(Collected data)
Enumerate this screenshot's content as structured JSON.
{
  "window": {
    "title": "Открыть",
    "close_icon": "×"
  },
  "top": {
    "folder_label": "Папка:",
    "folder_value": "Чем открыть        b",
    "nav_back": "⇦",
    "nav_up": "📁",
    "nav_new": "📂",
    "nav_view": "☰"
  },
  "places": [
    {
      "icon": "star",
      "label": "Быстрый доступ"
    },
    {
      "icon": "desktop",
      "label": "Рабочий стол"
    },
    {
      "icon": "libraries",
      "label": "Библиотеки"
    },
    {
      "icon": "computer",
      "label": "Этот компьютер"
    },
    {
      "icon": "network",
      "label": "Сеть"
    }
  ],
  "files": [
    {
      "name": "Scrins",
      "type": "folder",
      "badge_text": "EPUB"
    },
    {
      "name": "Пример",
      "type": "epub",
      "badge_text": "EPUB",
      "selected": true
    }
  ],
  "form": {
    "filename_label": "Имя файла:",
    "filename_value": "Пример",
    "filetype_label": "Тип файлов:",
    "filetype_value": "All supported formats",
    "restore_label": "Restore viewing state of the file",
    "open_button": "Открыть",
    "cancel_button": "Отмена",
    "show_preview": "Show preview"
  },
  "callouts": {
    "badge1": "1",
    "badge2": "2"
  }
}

» Stated task:
Copy out the whole listing exactly; please set it all down.

» The output:
Enumerate this screenshot's content as structured JSON.
{
  "window": {
    "title": "Открыть",
    "close_icon": "×"
  },
  "top": {
    "folder_label": "Папка:",
    "folder_value": "Чем открыть        b",
    "nav_back": "⇦",
    "nav_up": "📁",
    "nav_new": "📂",
    "nav_view": "☰"
  },
  "places": [
    {
      "icon": "star",
      "label": "Быстрый доступ"
    },
    {
      "icon": "desktop",
      "label": "Рабочий стол"
    },
    {
      "icon": "libraries",
      "label": "Библиотеки"
    },
    {
      "icon": "computer",
      "label": "Этот компьютер"
    },
    {
      "icon": "network",
      "label": "Сеть"
    }
  ],
  "files": [
    {
      "name": "Scrins",
      "type": "folder",
      "badge_text": "EPUB"
    },
    {
      "name": "Пример",
      "type": "epub",
      "badge_text": "EPUB",
      "selected": true
    }
  ],
  "form": {
    "filename_label": "Имя файла:",
    "filename_value": "Пример",
    "filetype_label": "Тип файлов:",
    "filetype_value": "All supported formats",
    "restore_label": "Restore viewing state of the file",
    "open_button": "Открыть",
    "cancel_button": "Отмена",
    "show_preview": "Show preview"
  },
  "callouts": {
    "badge1": "1",
    "badge2": "2"
  }
}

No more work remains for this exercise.